TASKS TO CARRY OUT:
1. Answer these questions using the Persian Gulf remediation abstract below:
(a) What is the average depth of the Persian Gulf?
(b) How many bacteria types were isolated?
(c) After about how many days was degradation efficiency under slurry conditions observed?
2. Decide whether each statement agrees with the Persian Gulf remediation abstract below. Answer yes or no, and quote the words that settle it.
(a) About 40% of the world's tanker traffic is in the Persian Gulf.
(b) Under slurry conditions, phenanthrene showed a higher removal efficiency than naphthalene.
(c) Removal efficiency would be higher under solid-state conditions than under slurry conditions.
3. Reproduce the Persian Gulf remediation abstract below from "Remediation of Petroleum" to "and **Sanati, A. M.".

Remediation of Petroleum Contaminants in the Persian Gulf Coast
Sustainable process-product development & green chemistry
Sustainable & Clean Technologies-I: Extraction & Remediation (T1-4P)
Keywords: Persian Gulf, heavy metals, petroleum hydrocarbon, fermentation
Alemzadeh, I. * Vossoughi, M.*, Moslehi, P.* and **Sanati, A. M.
Department of Chemical and Petroleum Engineering, Sharif University of Technology, 11365-6891
Abstract: The Persian Gulf, which lies within the region delineated by latitude 24-30οN and longitude 48-56°E, is a shallow basin with an average depth of 35 m. The volume of water in this area is about 7800 km3. For the immense economic wealth and geopolitical importance of the region today and also the ecosystem of the Gulf and specially its shore has been polluted. About 40% of all the tankers traffic in the world is in the Persian Gulf. It is estimated that the Gulf area are 47times polluted than the average estimated amount for a marine environment of a similar surface area. The amount of petroleum pollutant and heavy metal consistent in the soil of Persian Gulf coast at 8 selected stations were determined. The average amount of petroleum hydrocarbons contamination was about 14.3-143.6 mg/kg of soils for different stations. Nikel had optimal level of heavy metal with 58.6 mg/kg in Emam Hassan area at 50 kilometers to west Boushehr port. Remediation of contaminated soils was studied in two culture mediums under slurry and solid-state fermentation conditions, and 8 bacteria types were isolated. Four species: Em2, SH, GN1, and GN3 showed optimal PAH removal efficiency. Degradation efficiency under slurry conditions was observed after about 45 days, which during this period, naphthalene and phenanthrene showed 73 and 66% removal efficiency respectively. Under solid state conditions, microbial activity of mixed and pure culture due to high ability of different strains for growth, showed higher degradability compared to pure culture, but due to insufficient mixing under solid state conditions, mass transfer velocity of nutrient reduced which caused reduction in cell activity, so removal efficiency under slurry conditions would be higher.

(Dataset entries)
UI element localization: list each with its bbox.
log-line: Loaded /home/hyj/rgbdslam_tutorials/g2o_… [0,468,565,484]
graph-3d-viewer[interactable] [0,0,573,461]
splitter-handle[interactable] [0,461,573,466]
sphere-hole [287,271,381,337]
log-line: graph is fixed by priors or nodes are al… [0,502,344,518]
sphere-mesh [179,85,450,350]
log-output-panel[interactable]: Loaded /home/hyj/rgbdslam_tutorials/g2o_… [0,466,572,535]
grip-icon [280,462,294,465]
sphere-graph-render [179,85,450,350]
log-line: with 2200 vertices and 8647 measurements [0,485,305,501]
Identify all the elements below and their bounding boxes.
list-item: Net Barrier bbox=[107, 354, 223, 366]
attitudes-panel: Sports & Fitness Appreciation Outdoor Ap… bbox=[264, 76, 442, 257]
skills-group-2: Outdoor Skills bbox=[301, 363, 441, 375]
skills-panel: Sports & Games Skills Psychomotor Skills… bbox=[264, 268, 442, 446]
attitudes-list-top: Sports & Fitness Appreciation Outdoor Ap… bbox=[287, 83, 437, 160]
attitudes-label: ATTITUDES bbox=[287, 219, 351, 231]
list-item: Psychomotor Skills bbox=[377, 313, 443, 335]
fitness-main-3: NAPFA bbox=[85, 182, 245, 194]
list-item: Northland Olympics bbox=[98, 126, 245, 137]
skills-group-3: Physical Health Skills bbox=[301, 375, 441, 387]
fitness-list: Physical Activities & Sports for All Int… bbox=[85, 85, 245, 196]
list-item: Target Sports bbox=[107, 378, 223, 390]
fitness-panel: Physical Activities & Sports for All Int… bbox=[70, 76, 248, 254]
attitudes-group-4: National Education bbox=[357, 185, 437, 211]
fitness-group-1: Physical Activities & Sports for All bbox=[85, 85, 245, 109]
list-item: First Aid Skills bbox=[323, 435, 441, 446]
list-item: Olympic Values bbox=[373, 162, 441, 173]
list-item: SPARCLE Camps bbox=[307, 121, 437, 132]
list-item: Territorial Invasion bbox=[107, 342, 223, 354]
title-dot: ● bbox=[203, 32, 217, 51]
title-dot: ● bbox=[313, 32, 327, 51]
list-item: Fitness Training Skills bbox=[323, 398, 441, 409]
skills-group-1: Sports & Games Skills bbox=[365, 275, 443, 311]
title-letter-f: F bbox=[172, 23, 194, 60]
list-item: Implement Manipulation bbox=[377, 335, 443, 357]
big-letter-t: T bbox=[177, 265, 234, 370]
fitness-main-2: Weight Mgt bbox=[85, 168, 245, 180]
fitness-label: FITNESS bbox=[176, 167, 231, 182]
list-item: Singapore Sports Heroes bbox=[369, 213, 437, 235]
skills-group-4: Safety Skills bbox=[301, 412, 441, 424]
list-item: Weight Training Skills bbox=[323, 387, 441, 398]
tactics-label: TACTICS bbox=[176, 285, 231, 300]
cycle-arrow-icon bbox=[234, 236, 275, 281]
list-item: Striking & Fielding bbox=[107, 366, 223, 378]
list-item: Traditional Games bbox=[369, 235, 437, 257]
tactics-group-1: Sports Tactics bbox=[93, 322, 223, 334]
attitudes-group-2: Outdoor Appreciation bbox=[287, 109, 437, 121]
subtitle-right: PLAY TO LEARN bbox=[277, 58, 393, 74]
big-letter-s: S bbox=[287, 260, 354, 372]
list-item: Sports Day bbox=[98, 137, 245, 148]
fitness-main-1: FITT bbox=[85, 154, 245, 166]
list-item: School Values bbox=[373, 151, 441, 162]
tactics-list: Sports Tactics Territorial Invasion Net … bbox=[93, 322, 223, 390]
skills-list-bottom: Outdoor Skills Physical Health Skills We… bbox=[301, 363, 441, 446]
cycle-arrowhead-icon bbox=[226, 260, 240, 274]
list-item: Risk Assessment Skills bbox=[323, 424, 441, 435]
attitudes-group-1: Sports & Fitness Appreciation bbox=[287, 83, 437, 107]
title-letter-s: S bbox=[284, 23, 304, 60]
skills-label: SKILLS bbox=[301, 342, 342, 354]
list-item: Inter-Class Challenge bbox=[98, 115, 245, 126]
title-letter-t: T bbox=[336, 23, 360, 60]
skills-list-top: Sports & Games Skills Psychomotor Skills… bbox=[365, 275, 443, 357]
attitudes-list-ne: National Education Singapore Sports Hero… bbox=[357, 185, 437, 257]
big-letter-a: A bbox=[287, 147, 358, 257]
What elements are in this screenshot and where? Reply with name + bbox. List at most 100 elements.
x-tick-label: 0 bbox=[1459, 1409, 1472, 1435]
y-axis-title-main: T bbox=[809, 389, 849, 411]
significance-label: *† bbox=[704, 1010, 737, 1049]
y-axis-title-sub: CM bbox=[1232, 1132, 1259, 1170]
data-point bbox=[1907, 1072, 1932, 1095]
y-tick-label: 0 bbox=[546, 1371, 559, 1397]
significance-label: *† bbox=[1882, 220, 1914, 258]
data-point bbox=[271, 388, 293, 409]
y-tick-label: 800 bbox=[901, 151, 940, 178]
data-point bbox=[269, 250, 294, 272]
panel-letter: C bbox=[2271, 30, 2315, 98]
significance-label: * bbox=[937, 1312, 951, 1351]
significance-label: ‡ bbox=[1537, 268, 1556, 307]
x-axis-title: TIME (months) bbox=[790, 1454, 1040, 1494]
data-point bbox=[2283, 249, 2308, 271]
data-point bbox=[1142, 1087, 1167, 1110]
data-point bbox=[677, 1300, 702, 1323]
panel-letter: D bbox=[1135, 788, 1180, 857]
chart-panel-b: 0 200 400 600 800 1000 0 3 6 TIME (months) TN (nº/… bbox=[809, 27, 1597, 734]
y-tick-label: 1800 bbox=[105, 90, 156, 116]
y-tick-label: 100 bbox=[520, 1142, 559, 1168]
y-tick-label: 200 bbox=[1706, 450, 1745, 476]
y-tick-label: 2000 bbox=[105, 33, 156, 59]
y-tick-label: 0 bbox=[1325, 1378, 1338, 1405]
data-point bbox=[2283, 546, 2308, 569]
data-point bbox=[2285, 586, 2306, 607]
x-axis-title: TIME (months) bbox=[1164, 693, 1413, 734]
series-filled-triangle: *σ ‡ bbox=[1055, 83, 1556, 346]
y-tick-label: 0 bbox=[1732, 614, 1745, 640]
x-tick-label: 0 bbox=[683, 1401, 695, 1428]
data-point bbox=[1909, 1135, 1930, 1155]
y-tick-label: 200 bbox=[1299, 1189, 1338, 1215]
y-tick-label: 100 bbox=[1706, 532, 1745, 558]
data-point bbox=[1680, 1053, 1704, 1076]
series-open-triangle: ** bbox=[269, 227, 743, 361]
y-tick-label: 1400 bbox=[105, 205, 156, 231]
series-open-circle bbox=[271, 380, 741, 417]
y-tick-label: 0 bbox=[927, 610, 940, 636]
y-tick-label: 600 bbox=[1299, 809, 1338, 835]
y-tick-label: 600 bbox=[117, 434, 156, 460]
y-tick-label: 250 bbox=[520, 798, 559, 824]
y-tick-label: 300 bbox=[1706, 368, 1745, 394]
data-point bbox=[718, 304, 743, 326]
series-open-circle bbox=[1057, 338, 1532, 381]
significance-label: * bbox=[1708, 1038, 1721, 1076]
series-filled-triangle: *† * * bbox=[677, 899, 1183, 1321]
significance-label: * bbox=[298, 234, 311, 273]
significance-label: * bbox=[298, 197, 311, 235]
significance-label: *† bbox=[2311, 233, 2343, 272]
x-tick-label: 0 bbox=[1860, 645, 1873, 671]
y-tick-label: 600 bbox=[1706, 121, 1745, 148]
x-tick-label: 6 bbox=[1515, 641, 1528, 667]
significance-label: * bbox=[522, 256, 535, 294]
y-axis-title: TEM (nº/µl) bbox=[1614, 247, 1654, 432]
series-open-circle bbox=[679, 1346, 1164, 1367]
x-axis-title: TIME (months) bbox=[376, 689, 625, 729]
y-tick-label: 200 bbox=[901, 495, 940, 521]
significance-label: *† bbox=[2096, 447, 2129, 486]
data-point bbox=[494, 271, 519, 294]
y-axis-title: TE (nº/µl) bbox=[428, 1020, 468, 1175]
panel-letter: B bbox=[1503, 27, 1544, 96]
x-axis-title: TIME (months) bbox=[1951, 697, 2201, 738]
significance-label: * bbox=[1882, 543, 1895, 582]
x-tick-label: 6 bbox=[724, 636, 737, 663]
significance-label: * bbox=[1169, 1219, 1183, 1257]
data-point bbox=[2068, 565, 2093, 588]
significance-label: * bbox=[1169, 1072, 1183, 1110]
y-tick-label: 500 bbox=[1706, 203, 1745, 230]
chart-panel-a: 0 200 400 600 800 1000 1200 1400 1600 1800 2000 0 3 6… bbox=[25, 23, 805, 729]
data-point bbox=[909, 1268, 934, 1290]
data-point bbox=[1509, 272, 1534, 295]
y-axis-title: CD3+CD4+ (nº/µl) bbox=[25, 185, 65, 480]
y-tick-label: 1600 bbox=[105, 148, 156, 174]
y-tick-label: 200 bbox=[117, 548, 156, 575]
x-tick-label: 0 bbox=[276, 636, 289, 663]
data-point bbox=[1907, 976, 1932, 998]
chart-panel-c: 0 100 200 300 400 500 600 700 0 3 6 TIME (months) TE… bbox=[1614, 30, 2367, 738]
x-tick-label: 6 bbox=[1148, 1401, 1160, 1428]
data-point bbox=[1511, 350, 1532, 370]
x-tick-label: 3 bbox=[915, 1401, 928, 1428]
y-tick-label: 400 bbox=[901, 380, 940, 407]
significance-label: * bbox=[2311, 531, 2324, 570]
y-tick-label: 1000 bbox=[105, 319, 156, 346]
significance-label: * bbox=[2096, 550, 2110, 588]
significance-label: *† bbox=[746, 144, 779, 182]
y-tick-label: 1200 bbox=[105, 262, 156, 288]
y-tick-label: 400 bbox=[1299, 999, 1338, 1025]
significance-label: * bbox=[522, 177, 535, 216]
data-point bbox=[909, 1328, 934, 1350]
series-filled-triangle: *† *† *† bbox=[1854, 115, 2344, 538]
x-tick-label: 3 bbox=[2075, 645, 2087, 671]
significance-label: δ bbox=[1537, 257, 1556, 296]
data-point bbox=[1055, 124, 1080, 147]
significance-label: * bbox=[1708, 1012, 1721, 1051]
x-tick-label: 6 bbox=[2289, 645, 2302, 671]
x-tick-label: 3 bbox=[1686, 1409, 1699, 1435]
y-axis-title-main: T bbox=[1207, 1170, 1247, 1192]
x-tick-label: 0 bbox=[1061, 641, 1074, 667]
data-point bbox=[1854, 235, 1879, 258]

RESULTS OF THE TASKS:
1.
(a) 35 m
(b) 8
(c) About 45 days

2.
(a) Yes: "About 40% of all the tankers traffic in the world is in the Persian Gulf."
(b) No: "naphthalene and phenanthrene showed 73 and 66% removal efficiency respectively"
(c) No: "so removal efficiency under slurry conditions would be higher."

3.
Remediation of Petroleum Contaminants in the Persian Gulf Coast
Sustainable process-product development & green chemistry
Sustainable & Clean Technologies-I: Extraction & Remediation (T1-4P)
Keywords: Persian Gulf, heavy metals, petroleum hydrocarbon, fermentation
Alemzadeh, I. * Vossoughi, M.*, Moslehi, P.* and **Sanati, A. M.